··· Dataset excerpts ···

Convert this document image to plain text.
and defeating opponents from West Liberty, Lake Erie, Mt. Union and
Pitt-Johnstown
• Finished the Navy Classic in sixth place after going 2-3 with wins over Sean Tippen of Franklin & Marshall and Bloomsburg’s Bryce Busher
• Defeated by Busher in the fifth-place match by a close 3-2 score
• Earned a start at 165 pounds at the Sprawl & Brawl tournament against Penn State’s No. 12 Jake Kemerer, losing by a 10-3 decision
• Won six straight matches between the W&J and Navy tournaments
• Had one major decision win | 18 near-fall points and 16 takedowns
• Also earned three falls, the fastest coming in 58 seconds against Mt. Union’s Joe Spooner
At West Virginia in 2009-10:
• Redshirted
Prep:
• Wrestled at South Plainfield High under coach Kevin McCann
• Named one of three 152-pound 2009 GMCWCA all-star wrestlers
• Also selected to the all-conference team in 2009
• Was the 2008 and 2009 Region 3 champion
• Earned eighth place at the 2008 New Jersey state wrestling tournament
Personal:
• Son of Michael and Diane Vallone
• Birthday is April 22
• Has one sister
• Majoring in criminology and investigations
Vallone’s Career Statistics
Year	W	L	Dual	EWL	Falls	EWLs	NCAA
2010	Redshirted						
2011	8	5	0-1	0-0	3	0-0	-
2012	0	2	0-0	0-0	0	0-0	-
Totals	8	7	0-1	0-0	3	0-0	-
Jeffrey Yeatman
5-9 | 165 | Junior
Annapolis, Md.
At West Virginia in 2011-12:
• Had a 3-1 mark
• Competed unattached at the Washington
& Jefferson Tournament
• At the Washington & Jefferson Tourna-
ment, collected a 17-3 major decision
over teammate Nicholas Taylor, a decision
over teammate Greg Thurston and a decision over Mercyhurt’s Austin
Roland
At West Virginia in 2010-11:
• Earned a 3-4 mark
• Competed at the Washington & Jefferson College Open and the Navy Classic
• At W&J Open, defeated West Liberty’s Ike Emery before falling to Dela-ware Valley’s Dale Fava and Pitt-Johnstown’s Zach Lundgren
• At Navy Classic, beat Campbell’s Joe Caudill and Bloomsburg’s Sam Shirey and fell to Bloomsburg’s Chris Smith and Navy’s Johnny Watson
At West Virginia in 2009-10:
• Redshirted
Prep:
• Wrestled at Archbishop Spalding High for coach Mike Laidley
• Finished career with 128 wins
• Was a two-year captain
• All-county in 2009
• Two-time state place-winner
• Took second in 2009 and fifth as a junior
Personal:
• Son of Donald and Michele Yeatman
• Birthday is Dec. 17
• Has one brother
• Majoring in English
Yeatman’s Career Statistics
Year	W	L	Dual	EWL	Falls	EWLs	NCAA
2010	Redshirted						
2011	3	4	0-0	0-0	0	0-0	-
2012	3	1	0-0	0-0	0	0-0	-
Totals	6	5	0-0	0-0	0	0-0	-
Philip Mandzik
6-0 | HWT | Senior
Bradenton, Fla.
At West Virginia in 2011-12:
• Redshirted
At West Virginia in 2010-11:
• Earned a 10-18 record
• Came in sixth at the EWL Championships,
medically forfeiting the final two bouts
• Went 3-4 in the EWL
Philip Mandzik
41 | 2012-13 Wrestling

···

> **Task prompt**:
Return every line of the material exactly.

> **Written answer**:
Convert this document image to plain text.
and defeating opponents from West Liberty, Lake Erie, Mt. Union and
Pitt-Johnstown
• Finished the Navy Classic in sixth place after going 2-3 with wins over Sean Tippen of Franklin & Marshall and Bloomsburg’s Bryce Busher
• Defeated by Busher in the fifth-place match by a close 3-2 score
• Earned a start at 165 pounds at the Sprawl & Brawl tournament against Penn State’s No. 12 Jake Kemerer, losing by a 10-3 decision
• Won six straight matches between the W&J and Navy tournaments
• Had one major decision win | 18 near-fall points and 16 takedowns
• Also earned three falls, the fastest coming in 58 seconds against Mt. Union’s Joe Spooner
At West Virginia in 2009-10:
• Redshirted
Prep:
• Wrestled at South Plainfield High under coach Kevin McCann
• Named one of three 152-pound 2009 GMCWCA all-star wrestlers
• Also selected to the all-conference team in 2009
• Was the 2008 and 2009 Region 3 champion
• Earned eighth place at the 2008 New Jersey state wrestling tournament
Personal:
• Son of Michael and Diane Vallone
• Birthday is April 22
• Has one sister
• Majoring in criminology and investigations
Vallone’s Career Statistics
Year	W	L	Dual	EWL	Falls	EWLs	NCAA
2010	Redshirted						
2011	8	5	0-1	0-0	3	0-0	-
2012	0	2	0-0	0-0	0	0-0	-
Totals	8	7	0-1	0-0	3	0-0	-
Jeffrey Yeatman
5-9 | 165 | Junior
Annapolis, Md.
At West Virginia in 2011-12:
• Had a 3-1 mark
• Competed unattached at the Washington
& Jefferson Tournament
• At the Washington & Jefferson Tourna-
ment, collected a 17-3 major decision
over teammate Nicholas Taylor, a decision
over teammate Greg Thurston and a decision over Mercyhurt’s Austin
Roland
At West Virginia in 2010-11:
• Earned a 3-4 mark
• Competed at the Washington & Jefferson College Open and the Navy Classic
• At W&J Open, defeated West Liberty’s Ike Emery before falling to Dela-ware Valley’s Dale Fava and Pitt-Johnstown’s Zach Lundgren
• At Navy Classic, beat Campbell’s Joe Caudill and Bloomsburg’s Sam Shirey and fell to Bloomsburg’s Chris Smith and Navy’s Johnny Watson
At West Virginia in 2009-10:
• Redshirted
Prep:
• Wrestled at Archbishop Spalding High for coach Mike Laidley
• Finished career with 128 wins
• Was a two-year captain
• All-county in 2009
• Two-time state place-winner
• Took second in 2009 and fifth as a junior
Personal:
• Son of Donald and Michele Yeatman
• Birthday is Dec. 17
• Has one brother
• Majoring in English
Yeatman’s Career Statistics
Year	W	L	Dual	EWL	Falls	EWLs	NCAA
2010	Redshirted						
2011	3	4	0-0	0-0	0	0-0	-
2012	3	1	0-0	0-0	0	0-0	-
Totals	6	5	0-0	0-0	0	0-0	-
Philip Mandzik
6-0 | HWT | Senior
Bradenton, Fla.
At West Virginia in 2011-12:
• Redshirted
At West Virginia in 2010-11:
• Earned a 10-18 record
• Came in sixth at the EWL Championships,
medically forfeiting the final two bouts
• Went 3-4 in the EWL
Philip Mandzik
41 | 2012-13 Wrestling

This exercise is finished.